Description of the task: Write the count of lines that contain the word "nlisted" and nothing else.

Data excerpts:

━━━

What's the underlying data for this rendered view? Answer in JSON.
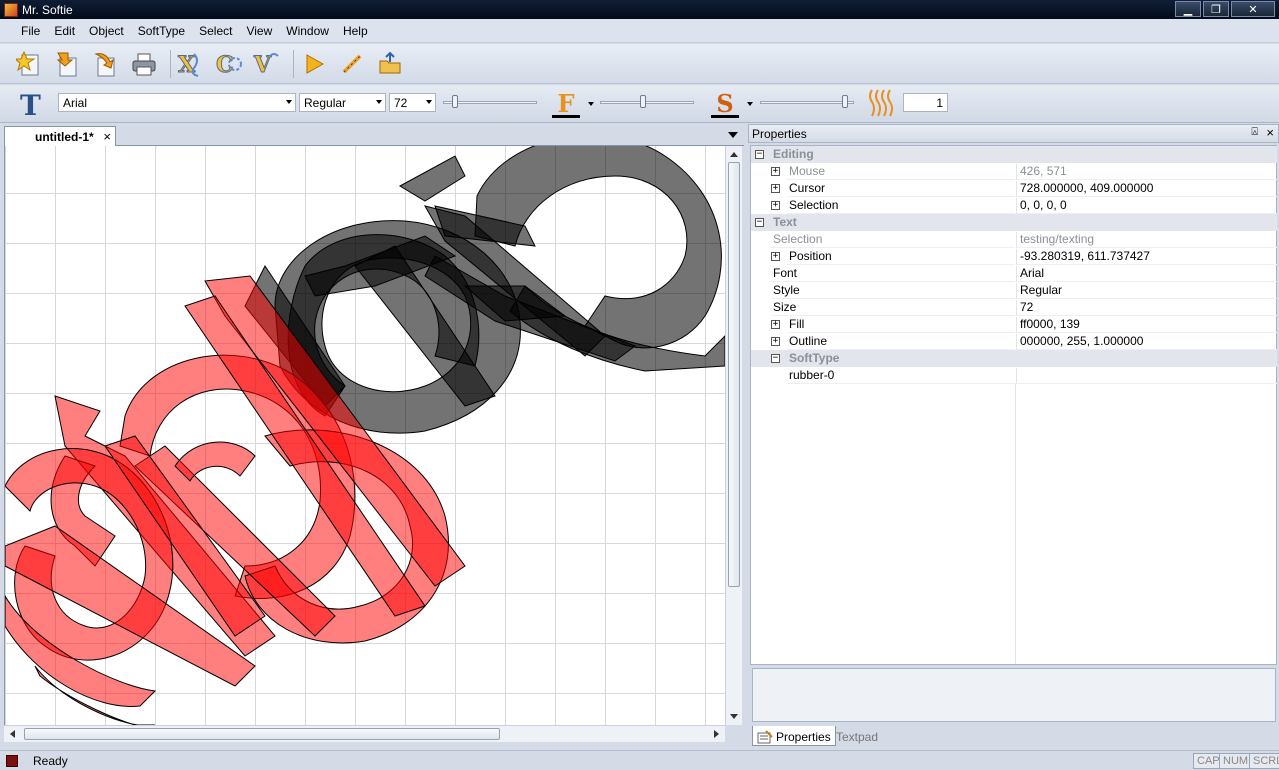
{
  "window": {
    "title": "Mr. Softie"
  },
  "menu": [
    "File",
    "Edit",
    "Object",
    "SoftType",
    "Select",
    "View",
    "Window",
    "Help"
  ],
  "format_bar": {
    "font": "Arial",
    "style": "Regular",
    "size": "72",
    "fill_glyph": "F",
    "outline_glyph": "S",
    "count": "1",
    "fill_slider": 0.47,
    "outline_slider": 0.95,
    "size_slider": 0.1
  },
  "document": {
    "tab_label": "untitled-1*",
    "close": "×"
  },
  "properties": {
    "title": "Properties",
    "pin": "⍓",
    "close": "×",
    "rows": [
      {
        "kind": "cat",
        "name": "Editing",
        "exp": "−"
      },
      {
        "kind": "prop",
        "name": "Mouse",
        "value": "426, 571",
        "exp": "+",
        "disabled": true
      },
      {
        "kind": "prop",
        "name": "Cursor",
        "value": "728.000000, 409.000000",
        "exp": "+"
      },
      {
        "kind": "prop",
        "name": "Selection",
        "value": "0, 0, 0, 0",
        "exp": "+"
      },
      {
        "kind": "cat",
        "name": "Text",
        "exp": "−"
      },
      {
        "kind": "prop",
        "name": "Selection",
        "value": "testing/texting",
        "disabled": true
      },
      {
        "kind": "prop",
        "name": "Position",
        "value": "-93.280319, 611.737427",
        "exp": "+"
      },
      {
        "kind": "prop",
        "name": "Font",
        "value": "Arial"
      },
      {
        "kind": "prop",
        "name": "Style",
        "value": "Regular"
      },
      {
        "kind": "prop",
        "name": "Size",
        "value": "72"
      },
      {
        "kind": "prop",
        "name": "Fill",
        "value": "ff0000, 139",
        "exp": "+"
      },
      {
        "kind": "prop",
        "name": "Outline",
        "value": "000000, 255, 1.000000",
        "exp": "+"
      },
      {
        "kind": "subcat",
        "name": "SoftType",
        "exp": "−"
      },
      {
        "kind": "prop",
        "name": "rubber-0",
        "value": "",
        "indent": true
      }
    ]
  },
  "panel_tabs": {
    "properties": "Properties",
    "textpad": "Textpad"
  },
  "status": {
    "text": "Ready",
    "cap": "CAP",
    "num": "NUM",
    "scrl": "SCRL"
  },
  "colors": {
    "fill_red": "#ff0000",
    "outline_black": "#000000",
    "glyph_orange": "#e89020"
  }
}
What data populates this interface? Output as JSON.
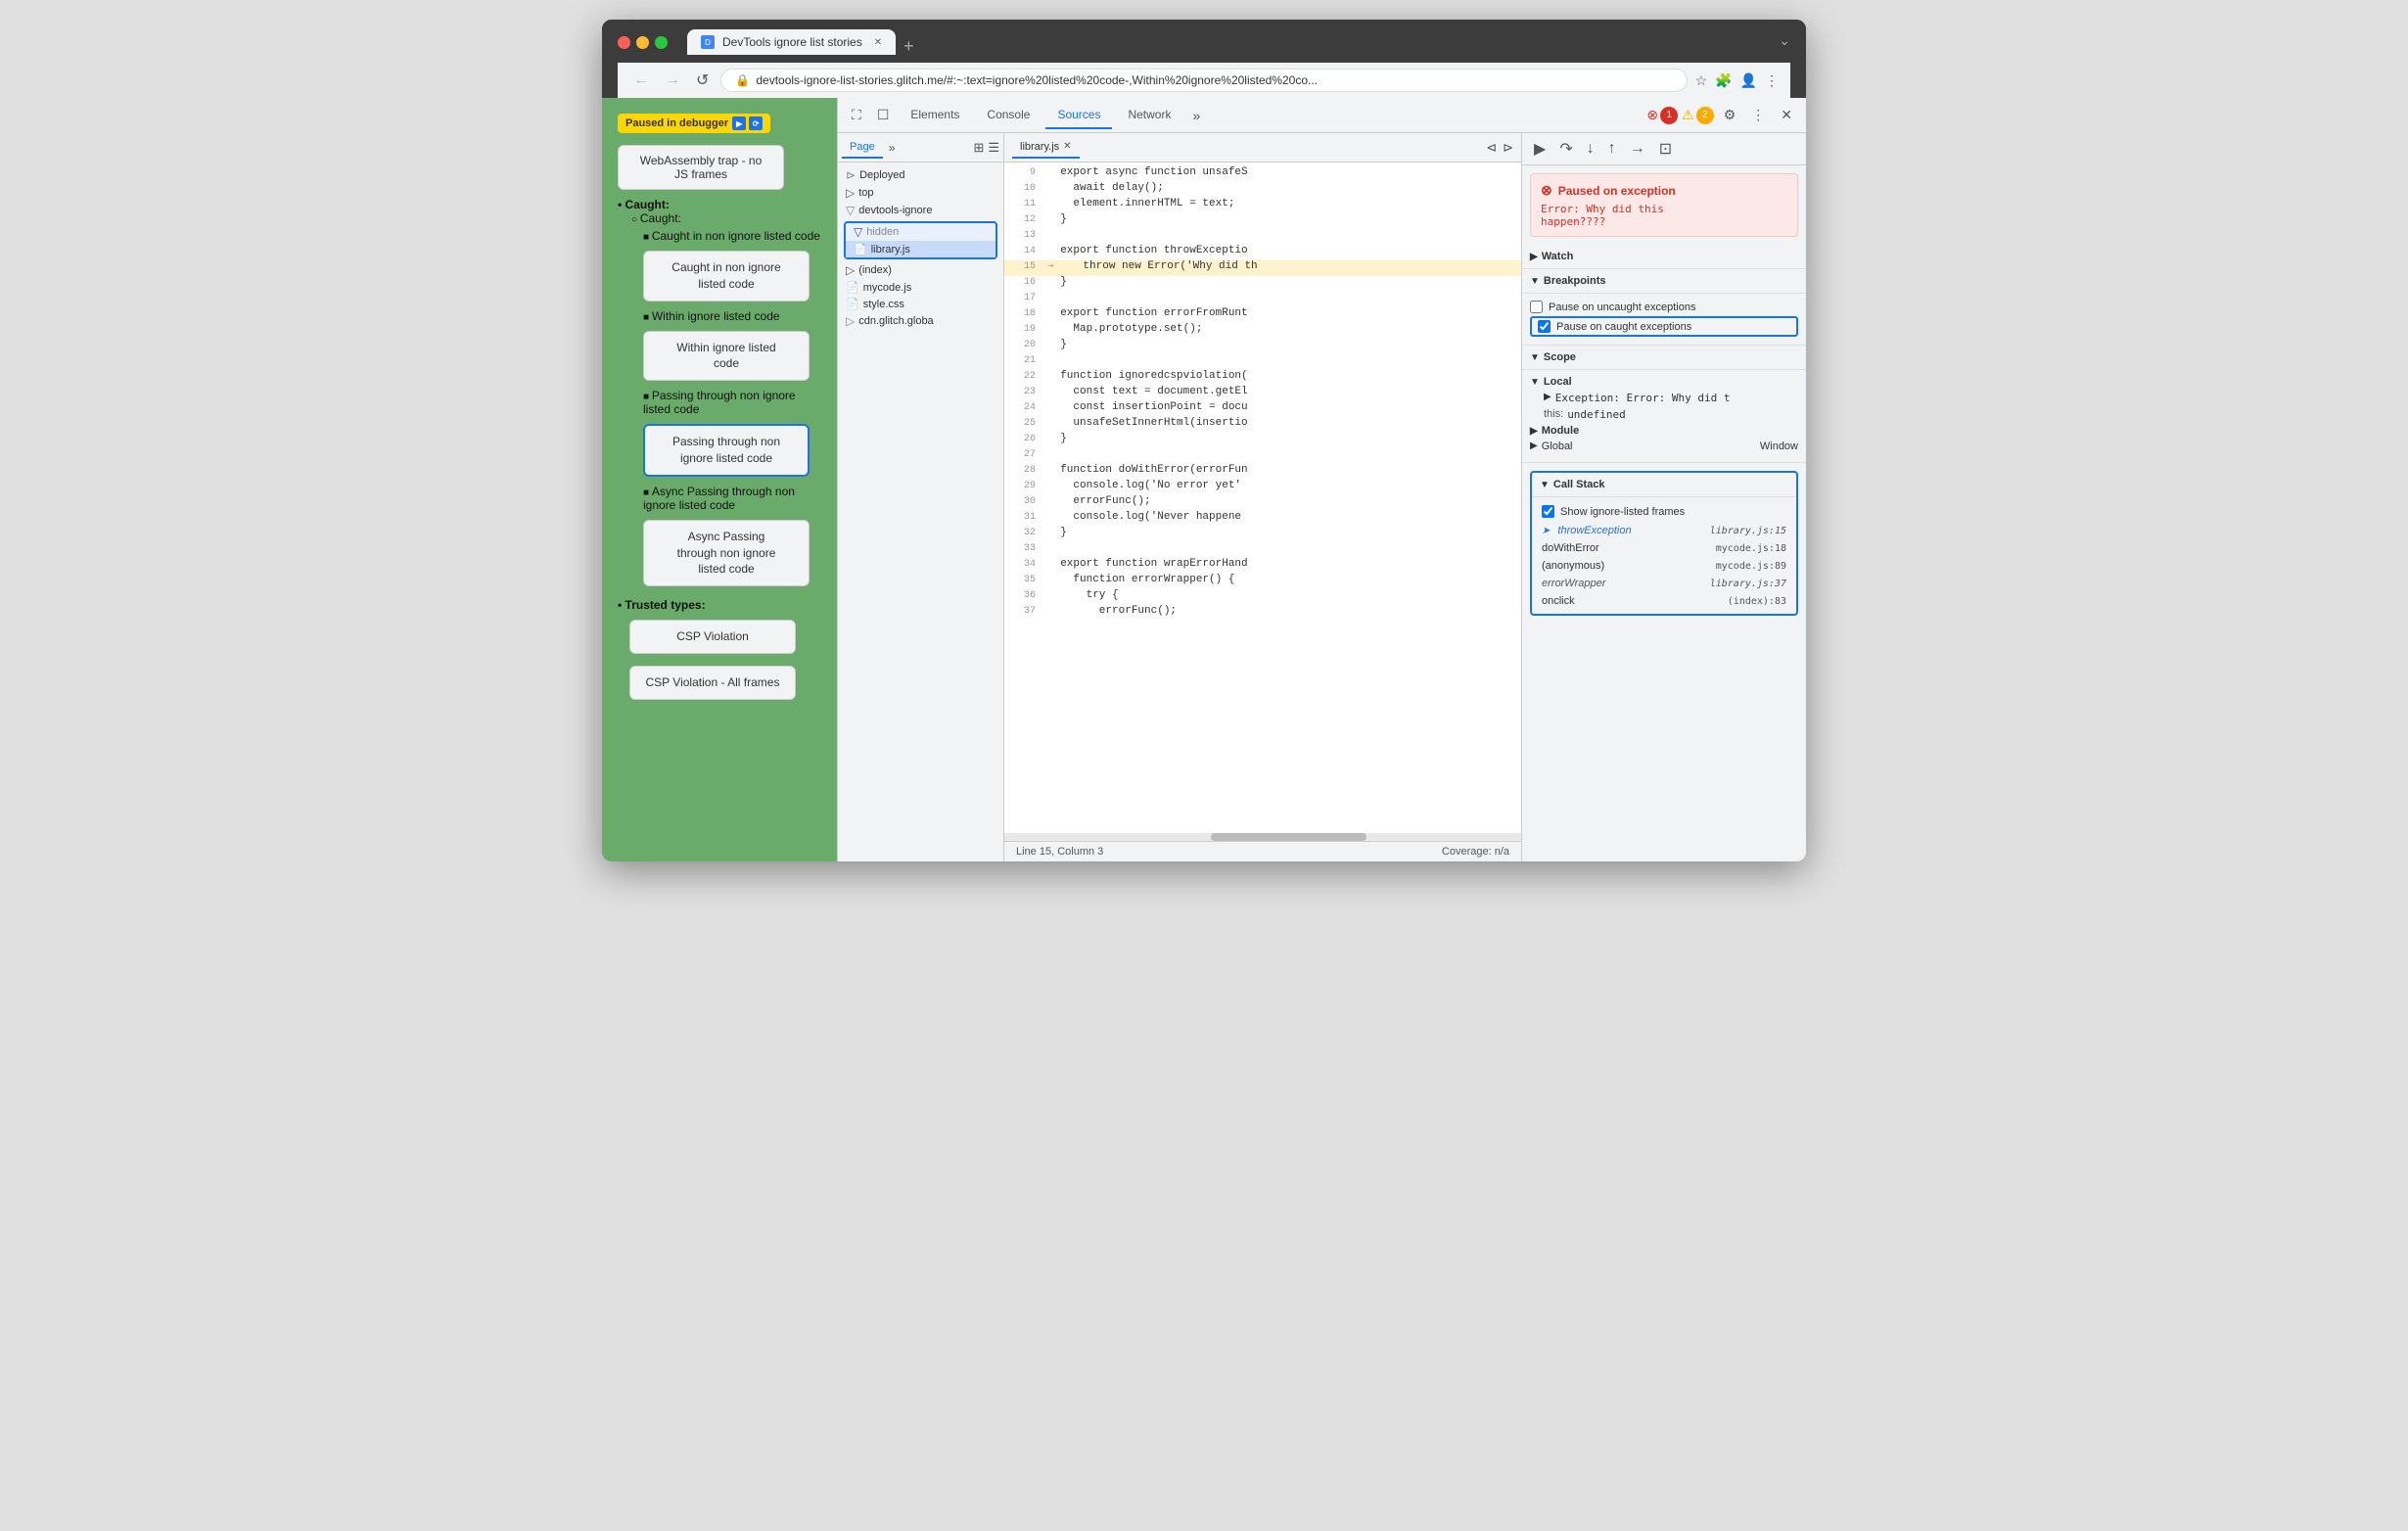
{
  "browser": {
    "tab_title": "DevTools ignore list stories",
    "url": "devtools-ignore-list-stories.glitch.me/#:~:text=ignore%20listed%20code-,Within%20ignore%20listed%20co...",
    "new_tab_label": "+",
    "overflow_label": "⌄"
  },
  "nav": {
    "back_label": "←",
    "forward_label": "→",
    "refresh_label": "↺",
    "lock_icon": "🔒"
  },
  "page": {
    "paused_label": "Paused in debugger",
    "webassembly_btn": "WebAssembly trap - no JS frames",
    "caught_label": "Caught:",
    "items": [
      {
        "label": "Caught in non ignore listed code",
        "btn": "Caught in non ignore\nlisted code",
        "selected": false
      },
      {
        "label": "Within ignore listed code",
        "btn": "Within ignore listed\ncode",
        "selected": false
      },
      {
        "label": "Passing through non ignore listed code",
        "btn": "Passing through non\nignore listed code",
        "selected": true
      },
      {
        "label": "Async Passing through non ignore listed code",
        "btn": "Async Passing\nthrough non ignore\nlisted code",
        "selected": false
      }
    ],
    "trusted_types_label": "Trusted types:",
    "csp_violation_btn": "CSP Violation",
    "csp_violation_all_btn": "CSP Violation - All frames"
  },
  "devtools": {
    "tabs": [
      "Elements",
      "Console",
      "Sources",
      "Network"
    ],
    "active_tab": "Sources",
    "error_count": "1",
    "warn_count": "2",
    "file_tree": {
      "page_tab": "Page",
      "deployed_label": "Deployed",
      "top_label": "top",
      "devtools_ignore_label": "devtools-ignore",
      "hidden_folder": "hidden",
      "library_file": "library.js",
      "index_file": "(index)",
      "mycode_file": "mycode.js",
      "style_file": "style.css",
      "cdn_label": "cdn.glitch.globa"
    },
    "code": {
      "filename": "library.js",
      "lines": [
        {
          "num": 9,
          "text": "  export async function unsafeS",
          "type": "normal"
        },
        {
          "num": 10,
          "text": "    await delay();",
          "type": "normal"
        },
        {
          "num": 11,
          "text": "    element.innerHTML = text;",
          "type": "normal"
        },
        {
          "num": 12,
          "text": "  }",
          "type": "normal"
        },
        {
          "num": 13,
          "text": "",
          "type": "normal"
        },
        {
          "num": 14,
          "text": "  export function throwExceptio",
          "type": "normal"
        },
        {
          "num": 15,
          "text": "    throw new Error('Why did th",
          "type": "highlighted"
        },
        {
          "num": 16,
          "text": "  }",
          "type": "normal"
        },
        {
          "num": 17,
          "text": "",
          "type": "normal"
        },
        {
          "num": 18,
          "text": "  export function errorFromRunt",
          "type": "normal"
        },
        {
          "num": 19,
          "text": "    Map.prototype.set();",
          "type": "normal"
        },
        {
          "num": 20,
          "text": "  }",
          "type": "normal"
        },
        {
          "num": 21,
          "text": "",
          "type": "normal"
        },
        {
          "num": 22,
          "text": "  function ignoredcspviolation(",
          "type": "normal"
        },
        {
          "num": 23,
          "text": "    const text = document.getEl",
          "type": "normal"
        },
        {
          "num": 24,
          "text": "    const insertionPoint = docu",
          "type": "normal"
        },
        {
          "num": 25,
          "text": "    unsafeSetInnerHtml(insertio",
          "type": "normal"
        },
        {
          "num": 26,
          "text": "  }",
          "type": "normal"
        },
        {
          "num": 27,
          "text": "",
          "type": "normal"
        },
        {
          "num": 28,
          "text": "  function doWithError(errorFun",
          "type": "normal"
        },
        {
          "num": 29,
          "text": "    console.log('No error yet'",
          "type": "normal"
        },
        {
          "num": 30,
          "text": "    errorFunc();",
          "type": "normal"
        },
        {
          "num": 31,
          "text": "    console.log('Never happene",
          "type": "normal"
        },
        {
          "num": 32,
          "text": "  }",
          "type": "normal"
        },
        {
          "num": 33,
          "text": "",
          "type": "normal"
        },
        {
          "num": 34,
          "text": "  export function wrapErrorHand",
          "type": "normal"
        },
        {
          "num": 35,
          "text": "    function errorWrapper() {",
          "type": "normal"
        },
        {
          "num": 36,
          "text": "      try {",
          "type": "normal"
        },
        {
          "num": 37,
          "text": "        errorFunc();",
          "type": "normal"
        }
      ],
      "footer_left": "Line 15, Column 3",
      "footer_right": "Coverage: n/a"
    },
    "right_panel": {
      "exception_title": "Paused on exception",
      "exception_msg": "Error: Why did this\nhappen????",
      "watch_label": "Watch",
      "breakpoints_label": "Breakpoints",
      "pause_uncaught_label": "Pause on uncaught exceptions",
      "pause_caught_label": "Pause on caught exceptions",
      "scope_label": "Scope",
      "local_label": "Local",
      "exception_scope": "Exception: Error: Why did t",
      "this_scope": "this: undefined",
      "module_label": "Module",
      "global_label": "Global",
      "global_val": "Window",
      "call_stack_label": "Call Stack",
      "show_ignore_label": "Show ignore-listed frames",
      "call_stack_frames": [
        {
          "fn": "throwException",
          "loc": "library.js:15",
          "current": true,
          "italic": true
        },
        {
          "fn": "doWithError",
          "loc": "mycode.js:18",
          "current": false,
          "italic": false
        },
        {
          "fn": "(anonymous)",
          "loc": "mycode.js:89",
          "current": false,
          "italic": false
        },
        {
          "fn": "errorWrapper",
          "loc": "library.js:37",
          "current": false,
          "italic": true
        },
        {
          "fn": "onclick",
          "loc": "(index):83",
          "current": false,
          "italic": false
        }
      ]
    }
  }
}
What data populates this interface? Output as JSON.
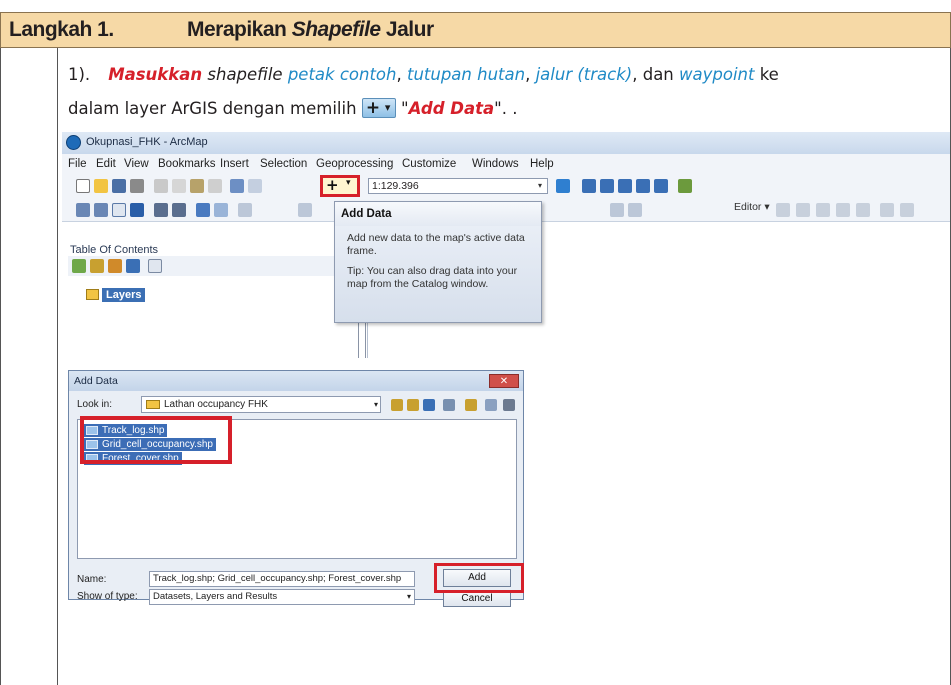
{
  "header": {
    "step_label": "Langkah 1.",
    "title_pre": "Merapikan ",
    "title_italic": "Shapefile",
    "title_post": " Jalur"
  },
  "instruction": {
    "number": "1).",
    "verb": "Masukkan",
    "t1": " shapefile ",
    "l1": "petak contoh",
    "t2": ", ",
    "l2": "tutupan hutan",
    "t3": ", ",
    "l3": "jalur (track)",
    "t4": ", dan ",
    "l4": "waypoint",
    "t5": " ke",
    "line2_pre": "dalam layer ArGIS dengan memilih ",
    "quote_open": " \"",
    "action": "Add Data",
    "line2_post": "\".   ."
  },
  "arcmap": {
    "window_title": "Okupnasi_FHK - ArcMap",
    "menus": [
      "File",
      "Edit",
      "View",
      "Bookmarks",
      "Insert",
      "Selection",
      "Geoprocessing",
      "Customize",
      "Windows",
      "Help"
    ],
    "scale": "1:129.396",
    "editor_label": "Editor ▾",
    "toc_title": "Table Of Contents",
    "layers_label": "Layers",
    "tooltip": {
      "title": "Add Data",
      "desc": "Add new data to the map's active data frame.",
      "tip": "Tip: You can also drag data into your map from the Catalog window."
    }
  },
  "dialog": {
    "title": "Add Data",
    "look_in_label": "Look in:",
    "look_in_value": "Lathan occupancy FHK",
    "files": [
      "Track_log.shp",
      "Grid_cell_occupancy.shp",
      "Forest_cover.shp"
    ],
    "name_label": "Name:",
    "name_value": "Track_log.shp; Grid_cell_occupancy.shp; Forest_cover.shp",
    "type_label": "Show of type:",
    "type_value": "Datasets, Layers and Results",
    "add_label": "Add",
    "cancel_label": "Cancel"
  },
  "colors": {
    "header_bg": "#f6d9a6",
    "highlight_red": "#d6202a",
    "link_blue": "#1f8ac6",
    "selection_blue": "#3c6db6"
  }
}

━━━

Exercise solution: 2